--- Begin Records supplied ---

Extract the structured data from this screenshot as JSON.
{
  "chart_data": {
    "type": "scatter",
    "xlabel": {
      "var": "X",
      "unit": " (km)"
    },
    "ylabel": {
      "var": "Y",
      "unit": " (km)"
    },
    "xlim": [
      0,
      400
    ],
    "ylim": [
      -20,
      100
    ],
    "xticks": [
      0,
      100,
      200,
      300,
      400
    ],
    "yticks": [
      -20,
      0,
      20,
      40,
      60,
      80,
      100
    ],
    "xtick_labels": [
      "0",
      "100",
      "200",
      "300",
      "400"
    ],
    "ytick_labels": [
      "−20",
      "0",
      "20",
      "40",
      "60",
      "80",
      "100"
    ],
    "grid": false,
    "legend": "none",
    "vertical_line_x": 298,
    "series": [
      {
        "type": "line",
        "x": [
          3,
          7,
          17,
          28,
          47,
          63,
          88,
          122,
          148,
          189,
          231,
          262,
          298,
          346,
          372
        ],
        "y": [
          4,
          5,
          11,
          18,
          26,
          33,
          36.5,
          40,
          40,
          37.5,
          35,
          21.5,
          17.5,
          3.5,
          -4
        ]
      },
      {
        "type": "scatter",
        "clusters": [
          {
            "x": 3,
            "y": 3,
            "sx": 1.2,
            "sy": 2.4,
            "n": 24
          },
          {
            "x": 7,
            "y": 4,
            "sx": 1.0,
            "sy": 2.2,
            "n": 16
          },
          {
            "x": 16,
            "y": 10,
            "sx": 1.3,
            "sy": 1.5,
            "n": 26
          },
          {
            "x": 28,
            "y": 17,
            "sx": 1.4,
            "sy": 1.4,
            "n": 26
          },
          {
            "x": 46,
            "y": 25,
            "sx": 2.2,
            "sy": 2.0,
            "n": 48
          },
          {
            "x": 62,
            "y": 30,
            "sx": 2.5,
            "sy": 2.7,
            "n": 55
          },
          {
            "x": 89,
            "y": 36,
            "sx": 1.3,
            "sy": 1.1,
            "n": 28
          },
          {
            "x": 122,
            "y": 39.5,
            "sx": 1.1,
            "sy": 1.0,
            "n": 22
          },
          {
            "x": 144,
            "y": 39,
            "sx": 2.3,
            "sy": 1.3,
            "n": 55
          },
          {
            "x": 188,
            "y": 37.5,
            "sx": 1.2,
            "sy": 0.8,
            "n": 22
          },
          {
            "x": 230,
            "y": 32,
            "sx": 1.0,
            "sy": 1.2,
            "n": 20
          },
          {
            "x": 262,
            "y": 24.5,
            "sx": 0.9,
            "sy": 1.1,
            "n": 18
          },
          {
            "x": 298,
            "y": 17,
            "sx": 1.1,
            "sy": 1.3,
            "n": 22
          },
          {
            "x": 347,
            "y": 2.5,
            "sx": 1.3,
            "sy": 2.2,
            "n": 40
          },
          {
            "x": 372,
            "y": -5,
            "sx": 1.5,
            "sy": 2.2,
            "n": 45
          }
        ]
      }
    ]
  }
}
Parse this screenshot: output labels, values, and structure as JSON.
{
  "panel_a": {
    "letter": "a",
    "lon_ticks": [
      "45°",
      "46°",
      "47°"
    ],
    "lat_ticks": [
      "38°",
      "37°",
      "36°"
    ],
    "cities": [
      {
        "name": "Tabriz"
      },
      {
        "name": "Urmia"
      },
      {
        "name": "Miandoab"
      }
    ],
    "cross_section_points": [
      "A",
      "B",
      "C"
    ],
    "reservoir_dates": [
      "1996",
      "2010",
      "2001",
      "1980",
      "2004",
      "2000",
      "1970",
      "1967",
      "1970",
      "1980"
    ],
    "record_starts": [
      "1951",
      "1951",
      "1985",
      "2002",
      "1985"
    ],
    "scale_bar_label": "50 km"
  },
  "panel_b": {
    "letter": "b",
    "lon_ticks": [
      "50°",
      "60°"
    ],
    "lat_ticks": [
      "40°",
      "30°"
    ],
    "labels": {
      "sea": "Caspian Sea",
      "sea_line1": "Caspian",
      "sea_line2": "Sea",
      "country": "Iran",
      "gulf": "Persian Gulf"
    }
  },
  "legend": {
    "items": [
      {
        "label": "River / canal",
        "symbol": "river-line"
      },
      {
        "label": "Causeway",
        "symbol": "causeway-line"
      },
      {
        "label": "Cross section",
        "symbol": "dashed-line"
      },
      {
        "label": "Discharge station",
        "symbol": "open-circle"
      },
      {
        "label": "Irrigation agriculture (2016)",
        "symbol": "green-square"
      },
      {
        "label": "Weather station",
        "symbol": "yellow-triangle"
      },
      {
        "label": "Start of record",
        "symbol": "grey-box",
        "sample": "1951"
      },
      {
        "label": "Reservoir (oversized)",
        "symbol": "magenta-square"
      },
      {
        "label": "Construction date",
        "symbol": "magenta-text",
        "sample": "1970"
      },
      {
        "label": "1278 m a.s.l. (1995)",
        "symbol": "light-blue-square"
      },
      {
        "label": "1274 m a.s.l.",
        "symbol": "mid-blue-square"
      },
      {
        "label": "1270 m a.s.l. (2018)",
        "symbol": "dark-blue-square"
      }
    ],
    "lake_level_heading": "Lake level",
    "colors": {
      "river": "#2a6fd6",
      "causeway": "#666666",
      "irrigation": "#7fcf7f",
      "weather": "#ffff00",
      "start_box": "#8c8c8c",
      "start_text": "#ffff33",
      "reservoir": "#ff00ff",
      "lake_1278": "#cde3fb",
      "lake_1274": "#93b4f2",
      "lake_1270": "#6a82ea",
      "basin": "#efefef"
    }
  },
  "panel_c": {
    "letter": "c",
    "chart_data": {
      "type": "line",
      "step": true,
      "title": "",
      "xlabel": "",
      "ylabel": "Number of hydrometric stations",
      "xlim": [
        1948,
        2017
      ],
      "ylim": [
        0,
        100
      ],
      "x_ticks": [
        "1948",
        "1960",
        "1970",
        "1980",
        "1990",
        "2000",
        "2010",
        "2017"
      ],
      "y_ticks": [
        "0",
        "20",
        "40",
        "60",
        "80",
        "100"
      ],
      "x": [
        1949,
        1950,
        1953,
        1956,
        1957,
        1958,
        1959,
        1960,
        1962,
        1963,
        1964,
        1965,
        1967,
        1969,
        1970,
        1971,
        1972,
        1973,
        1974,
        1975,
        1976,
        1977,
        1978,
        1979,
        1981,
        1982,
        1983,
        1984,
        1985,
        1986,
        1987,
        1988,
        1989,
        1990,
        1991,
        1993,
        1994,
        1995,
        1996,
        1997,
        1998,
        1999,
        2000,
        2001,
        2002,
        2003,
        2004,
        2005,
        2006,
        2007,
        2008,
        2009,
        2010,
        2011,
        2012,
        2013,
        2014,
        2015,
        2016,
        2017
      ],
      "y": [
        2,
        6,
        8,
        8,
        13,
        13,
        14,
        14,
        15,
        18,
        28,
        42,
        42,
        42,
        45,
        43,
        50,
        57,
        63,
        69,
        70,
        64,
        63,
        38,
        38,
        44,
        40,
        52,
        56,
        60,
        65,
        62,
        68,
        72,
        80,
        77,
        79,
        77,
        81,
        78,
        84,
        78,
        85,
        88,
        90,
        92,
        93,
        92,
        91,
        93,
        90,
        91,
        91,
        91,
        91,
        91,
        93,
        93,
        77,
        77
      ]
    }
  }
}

--- End Records supplied ---

Without leaving anything out, give the entries again exactly.

Extract the structured data from this screenshot as JSON.
{
  "chart_data": {
    "type": "scatter",
    "xlabel": {
      "var": "X",
      "unit": " (km)"
    },
    "ylabel": {
      "var": "Y",
      "unit": " (km)"
    },
    "xlim": [
      0,
      400
    ],
    "ylim": [
      -20,
      100
    ],
    "xticks": [
      0,
      100,
      200,
      300,
      400
    ],
    "yticks": [
      -20,
      0,
      20,
      40,
      60,
      80,
      100
    ],
    "xtick_labels": [
      "0",
      "100",
      "200",
      "300",
      "400"
    ],
    "ytick_labels": [
      "−20",
      "0",
      "20",
      "40",
      "60",
      "80",
      "100"
    ],
    "grid": false,
    "legend": "none",
    "vertical_line_x": 298,
    "series": [
      {
        "type": "line",
        "x": [
          3,
          7,
          17,
          28,
          47,
          63,
          88,
          122,
          148,
          189,
          231,
          262,
          298,
          346,
          372
        ],
        "y": [
          4,
          5,
          11,
          18,
          26,
          33,
          36.5,
          40,
          40,
          37.5,
          35,
          21.5,
          17.5,
          3.5,
          -4
        ]
      },
      {
        "type": "scatter",
        "clusters": [
          {
            "x": 3,
            "y": 3,
            "sx": 1.2,
            "sy": 2.4,
            "n": 24
          },
          {
            "x": 7,
            "y": 4,
            "sx": 1.0,
            "sy": 2.2,
            "n": 16
          },
          {
            "x": 16,
            "y": 10,
            "sx": 1.3,
            "sy": 1.5,
            "n": 26
          },
          {
            "x": 28,
            "y": 17,
            "sx": 1.4,
            "sy": 1.4,
            "n": 26
          },
          {
            "x": 46,
            "y": 25,
            "sx": 2.2,
            "sy": 2.0,
            "n": 48
          },
          {
            "x": 62,
            "y": 30,
            "sx": 2.5,
            "sy": 2.7,
            "n": 55
          },
          {
            "x": 89,
            "y": 36,
            "sx": 1.3,
            "sy": 1.1,
            "n": 28
          },
          {
            "x": 122,
            "y": 39.5,
            "sx": 1.1,
            "sy": 1.0,
            "n": 22
          },
          {
            "x": 144,
            "y": 39,
            "sx": 2.3,
            "sy": 1.3,
            "n": 55
          },
          {
            "x": 188,
            "y": 37.5,
            "sx": 1.2,
            "sy": 0.8,
            "n": 22
          },
          {
            "x": 230,
            "y": 32,
            "sx": 1.0,
            "sy": 1.2,
            "n": 20
          },
          {
            "x": 262,
            "y": 24.5,
            "sx": 0.9,
            "sy": 1.1,
            "n": 18
          },
          {
            "x": 298,
            "y": 17,
            "sx": 1.1,
            "sy": 1.3,
            "n": 22
          },
          {
            "x": 347,
            "y": 2.5,
            "sx": 1.3,
            "sy": 2.2,
            "n": 40
          },
          {
            "x": 372,
            "y": -5,
            "sx": 1.5,
            "sy": 2.2,
            "n": 45
          }
        ]
      }
    ]
  }
}
Parse this screenshot: output labels, values, and structure as JSON.
{
  "panel_a": {
    "letter": "a",
    "lon_ticks": [
      "45°",
      "46°",
      "47°"
    ],
    "lat_ticks": [
      "38°",
      "37°",
      "36°"
    ],
    "cities": [
      {
        "name": "Tabriz"
      },
      {
        "name": "Urmia"
      },
      {
        "name": "Miandoab"
      }
    ],
    "cross_section_points": [
      "A",
      "B",
      "C"
    ],
    "reservoir_dates": [
      "1996",
      "2010",
      "2001",
      "1980",
      "2004",
      "2000",
      "1970",
      "1967",
      "1970",
      "1980"
    ],
    "record_starts": [
      "1951",
      "1951",
      "1985",
      "2002",
      "1985"
    ],
    "scale_bar_label": "50 km"
  },
  "panel_b": {
    "letter": "b",
    "lon_ticks": [
      "50°",
      "60°"
    ],
    "lat_ticks": [
      "40°",
      "30°"
    ],
    "labels": {
      "sea": "Caspian Sea",
      "sea_line1": "Caspian",
      "sea_line2": "Sea",
      "country": "Iran",
      "gulf": "Persian Gulf"
    }
  },
  "legend": {
    "items": [
      {
        "label": "River / canal",
        "symbol": "river-line"
      },
      {
        "label": "Causeway",
        "symbol": "causeway-line"
      },
      {
        "label": "Cross section",
        "symbol": "dashed-line"
      },
      {
        "label": "Discharge station",
        "symbol": "open-circle"
      },
      {
        "label": "Irrigation agriculture (2016)",
        "symbol": "green-square"
      },
      {
        "label": "Weather station",
        "symbol": "yellow-triangle"
      },
      {
        "label": "Start of record",
        "symbol": "grey-box",
        "sample": "1951"
      },
      {
        "label": "Reservoir (oversized)",
        "symbol": "magenta-square"
      },
      {
        "label": "Construction date",
        "symbol": "magenta-text",
        "sample": "1970"
      },
      {
        "label": "1278 m a.s.l. (1995)",
        "symbol": "light-blue-square"
      },
      {
        "label": "1274 m a.s.l.",
        "symbol": "mid-blue-square"
      },
      {
        "label": "1270 m a.s.l. (2018)",
        "symbol": "dark-blue-square"
      }
    ],
    "lake_level_heading": "Lake level",
    "colors": {
      "river": "#2a6fd6",
      "causeway": "#666666",
      "irrigation": "#7fcf7f",
      "weather": "#ffff00",
      "start_box": "#8c8c8c",
      "start_text": "#ffff33",
      "reservoir": "#ff00ff",
      "lake_1278": "#cde3fb",
      "lake_1274": "#93b4f2",
      "lake_1270": "#6a82ea",
      "basin": "#efefef"
    }
  },
  "panel_c": {
    "letter": "c",
    "chart_data": {
      "type": "line",
      "step": true,
      "title": "",
      "xlabel": "",
      "ylabel": "Number of hydrometric stations",
      "xlim": [
        1948,
        2017
      ],
      "ylim": [
        0,
        100
      ],
      "x_ticks": [
        "1948",
        "1960",
        "1970",
        "1980",
        "1990",
        "2000",
        "2010",
        "2017"
      ],
      "y_ticks": [
        "0",
        "20",
        "40",
        "60",
        "80",
        "100"
      ],
      "x": [
        1949,
        1950,
        1953,
        1956,
        1957,
        1958,
        1959,
        1960,
        1962,
        1963,
        1964,
        1965,
        1967,
        1969,
        1970,
        1971,
        1972,
        1973,
        1974,
        1975,
        1976,
        1977,
        1978,
        1979,
        1981,
        1982,
        1983,
        1984,
        1985,
        1986,
        1987,
        1988,
        1989,
        1990,
        1991,
        1993,
        1994,
        1995,
        1996,
        1997,
        1998,
        1999,
        2000,
        2001,
        2002,
        2003,
        2004,
        2005,
        2006,
        2007,
        2008,
        2009,
        2010,
        2011,
        2012,
        2013,
        2014,
        2015,
        2016,
        2017
      ],
      "y": [
        2,
        6,
        8,
        8,
        13,
        13,
        14,
        14,
        15,
        18,
        28,
        42,
        42,
        42,
        45,
        43,
        50,
        57,
        63,
        69,
        70,
        64,
        63,
        38,
        38,
        44,
        40,
        52,
        56,
        60,
        65,
        62,
        68,
        72,
        80,
        77,
        79,
        77,
        81,
        78,
        84,
        78,
        85,
        88,
        90,
        92,
        93,
        92,
        91,
        93,
        90,
        91,
        91,
        91,
        91,
        91,
        93,
        93,
        77,
        77
      ]
    }
  }
}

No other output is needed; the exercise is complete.